Stated exercise A => In the rows, from their start through the line containing "The lug 21 is at (150, 108).", change "section" to "cutaway" and give those lines again with nothing else altered and the pictures left out.

Extract to read =>
The responsibility of a God-called preacher

There is a magazine you may be familiar with, and every year or so, they will put out the top ten preachers in America. I know I will never make that list, but you pray that I never will make that list. I won’t because of ability, but I also don’t want to because of any other reason. What in the world would any preacher who loves God want to be on a secular magazine’s acclamation of the top ten preachers in a year? What in the world does the world know about preaching? That was the problem in Corinth. They were using the world’s standards to judge preachers and Paul says, “Whoa now, whoa. Are you going to regard a preacher? Are you going to esteem a preacher? This is the only way under God you can do it.”

Number one is the responsibility of a Godcalled preacher. Paul says, “Test me and Apollos and make sure we meet the standard. Verse 1 of chapter 4 says, “Let a man regard us in this manner, as servants of Christ, and stewards of the mysteries of God.” Now, that word “let a man regard” is the word logizomai. I remember standing at the board in math class, and trying to remember all the different things that help me solve a problem. I remember one day standing there at the board, and the teacher was saying, “Come on, Wayne, come on.” They wanted me to pass the course. It finally began to come to me. The observations that they had told me to make began to make sense. I started making the observations and lo and behold, I came out with the right conclusion. That is logizomai. It means come to this conclusion by making these observations.

What observations? There are two of them there in that first verse. First of all he says, “regard us… as servants of Christ.” Make sure that if you are going to regard this preacher and call him a Godcalled preacher, you make sure he is a servant of the Lord Jesus Christ.

Now the word for “servant” will surprise you. It is not the same word we have seen earlier in 1 Corinthians, the word diakonos, which means that menial servant from which we get the word “deacon.” That simply means if you have a glass of water and it is empty, I go get you another glass of water. Is there anything I can do to serve you?

That is a synonym for the word here that doesn’t pop up very often in Scripture. I think it is very important that we look at it. It is the word huperetes. Hupo means under, and then the word eresso, which means the rower of a boat. Now what Paul just described here as a servant is a galley slave. It was one of the slaves who would get in the lower tier of a boat and row the boat, the most menial, unenvied and despised of all slaves. Now that is in its root form, in its secular form. The word came to mean one who is absolutely submissive to authority. That is the word for “servant.”

Stated exercise B => Retype the part of the passage on the God-called preacher that opens with the words "Now the word" and closes with "to serve you?", keeping every character identical.

Source records =>
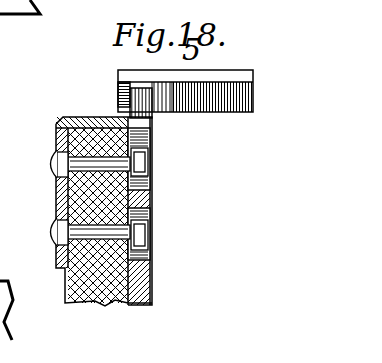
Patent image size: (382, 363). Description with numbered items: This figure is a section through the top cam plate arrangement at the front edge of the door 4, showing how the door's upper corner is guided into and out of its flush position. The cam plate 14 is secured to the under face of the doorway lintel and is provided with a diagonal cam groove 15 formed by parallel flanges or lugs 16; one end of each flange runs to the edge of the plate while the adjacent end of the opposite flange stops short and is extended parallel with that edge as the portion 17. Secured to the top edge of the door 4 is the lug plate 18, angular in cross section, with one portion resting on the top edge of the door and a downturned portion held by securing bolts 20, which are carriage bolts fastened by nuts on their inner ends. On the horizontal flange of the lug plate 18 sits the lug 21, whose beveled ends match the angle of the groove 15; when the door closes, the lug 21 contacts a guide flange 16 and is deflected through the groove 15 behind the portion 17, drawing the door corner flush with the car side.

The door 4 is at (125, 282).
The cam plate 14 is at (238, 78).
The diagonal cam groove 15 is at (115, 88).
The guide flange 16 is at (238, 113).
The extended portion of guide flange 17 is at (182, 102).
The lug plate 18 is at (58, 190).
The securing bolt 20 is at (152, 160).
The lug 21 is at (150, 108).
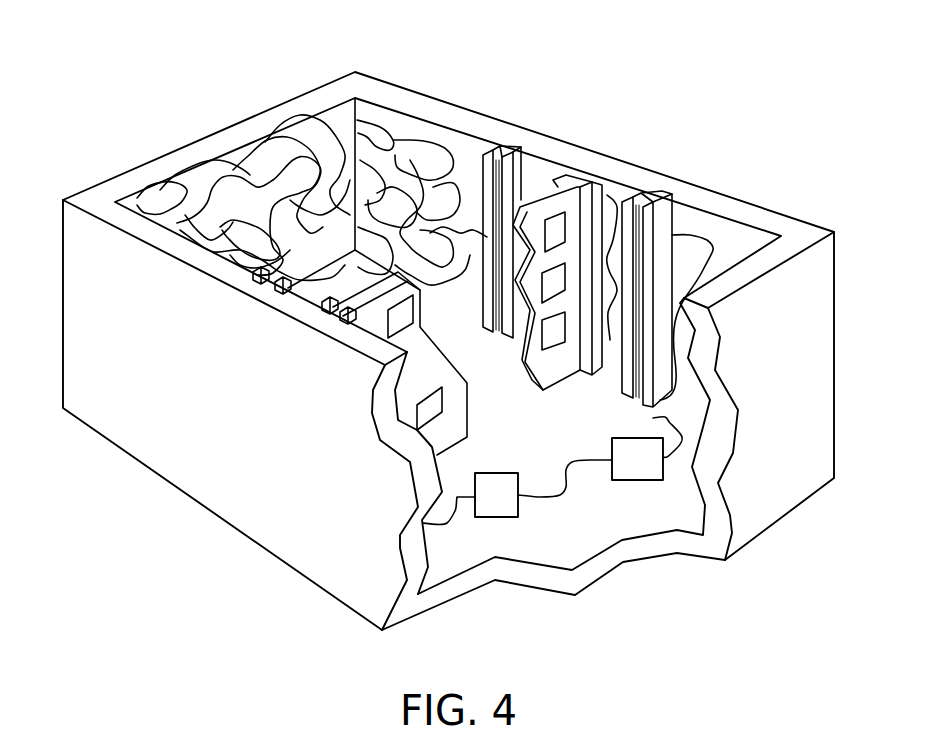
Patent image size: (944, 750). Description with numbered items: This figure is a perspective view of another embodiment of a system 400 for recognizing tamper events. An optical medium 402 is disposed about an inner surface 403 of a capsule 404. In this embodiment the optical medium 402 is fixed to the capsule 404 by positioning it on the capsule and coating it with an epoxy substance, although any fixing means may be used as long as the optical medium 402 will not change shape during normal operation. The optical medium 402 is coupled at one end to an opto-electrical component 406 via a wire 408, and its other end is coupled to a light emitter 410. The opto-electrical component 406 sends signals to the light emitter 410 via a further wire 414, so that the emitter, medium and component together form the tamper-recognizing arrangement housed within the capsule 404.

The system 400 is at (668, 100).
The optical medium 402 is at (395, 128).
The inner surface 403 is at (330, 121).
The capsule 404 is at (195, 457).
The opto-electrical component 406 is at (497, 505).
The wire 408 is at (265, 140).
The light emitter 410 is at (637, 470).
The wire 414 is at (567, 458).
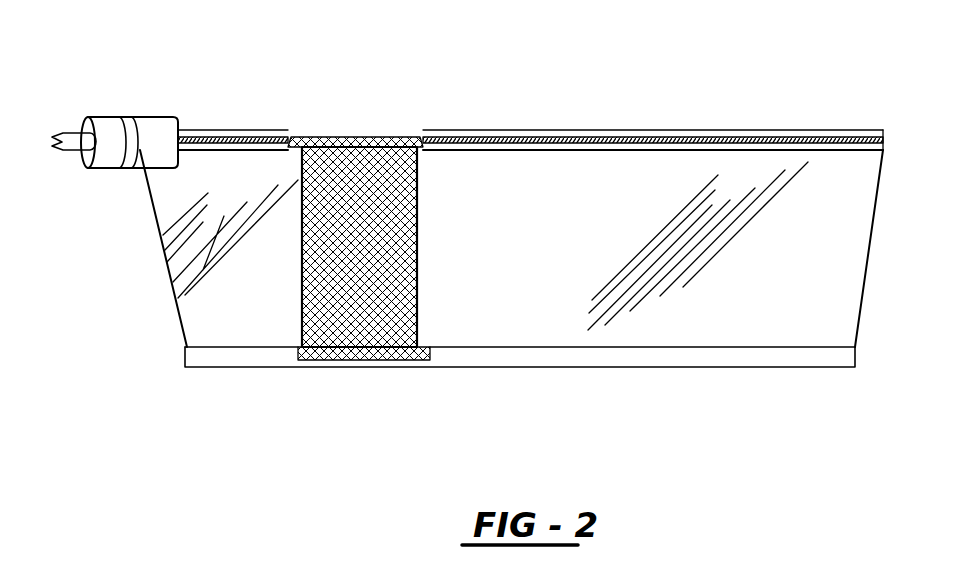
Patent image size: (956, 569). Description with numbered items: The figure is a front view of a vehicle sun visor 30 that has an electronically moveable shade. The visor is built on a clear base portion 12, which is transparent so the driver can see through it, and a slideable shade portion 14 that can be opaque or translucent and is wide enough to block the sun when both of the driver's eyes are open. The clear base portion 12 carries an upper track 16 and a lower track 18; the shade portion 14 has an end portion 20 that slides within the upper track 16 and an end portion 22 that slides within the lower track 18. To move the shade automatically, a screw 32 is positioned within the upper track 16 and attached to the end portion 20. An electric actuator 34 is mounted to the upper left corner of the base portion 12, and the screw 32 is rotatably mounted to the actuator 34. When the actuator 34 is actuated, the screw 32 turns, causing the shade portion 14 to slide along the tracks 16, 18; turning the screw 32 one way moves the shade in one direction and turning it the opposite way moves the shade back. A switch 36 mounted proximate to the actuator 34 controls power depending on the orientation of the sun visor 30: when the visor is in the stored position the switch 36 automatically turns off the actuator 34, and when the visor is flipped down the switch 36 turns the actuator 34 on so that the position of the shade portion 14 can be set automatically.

Task response A =>
Patent image size: (382, 363). Description with numbered items: This figure is a cutaway through the top cam plate arrangement at the front edge of the door 4, showing how the door's upper corner is guided into and out of its flush position. The cam plate 14 is secured to the under face of the doorway lintel and is provided with a diagonal cam groove 15 formed by parallel flanges or lugs 16; one end of each flange runs to the edge of the plate while the adjacent end of the opposite flange stops short and is extended parallel with that edge as the portion 17. Secured to the top edge of the door 4 is the lug plate 18, angular in cross cutaway, with one portion resting on the top edge of the door and a downturned portion held by securing bolts 20, which are carriage bolts fastened by nuts on their inner ends. On the horizontal flange of the lug plate 18 sits the lug 21, whose beveled ends match the angle of the groove 15; when the door closes, the lug 21 contacts a guide flange 16 and is deflected through the groove 15 behind the portion 17, drawing the door corner flush with the car side.

The door 4 is at (125, 282).
The cam plate 14 is at (238, 78).
The diagonal cam groove 15 is at (115, 88).
The guide flange 16 is at (238, 113).
The extended portion of guide flange 17 is at (182, 102).
The lug plate 18 is at (58, 190).
The securing bolt 20 is at (152, 160).
The lug 21 is at (150, 108).

Task response B =>
Now the word for “servant” will surprise you. It is not the same word we have seen earlier in 1 Corinthians, the word diakonos, which means that menial servant from which we get the word “deacon.” That simply means if you have a glass of water and it is empty, I go get you another glass of water. Is there anything I can do to serve you?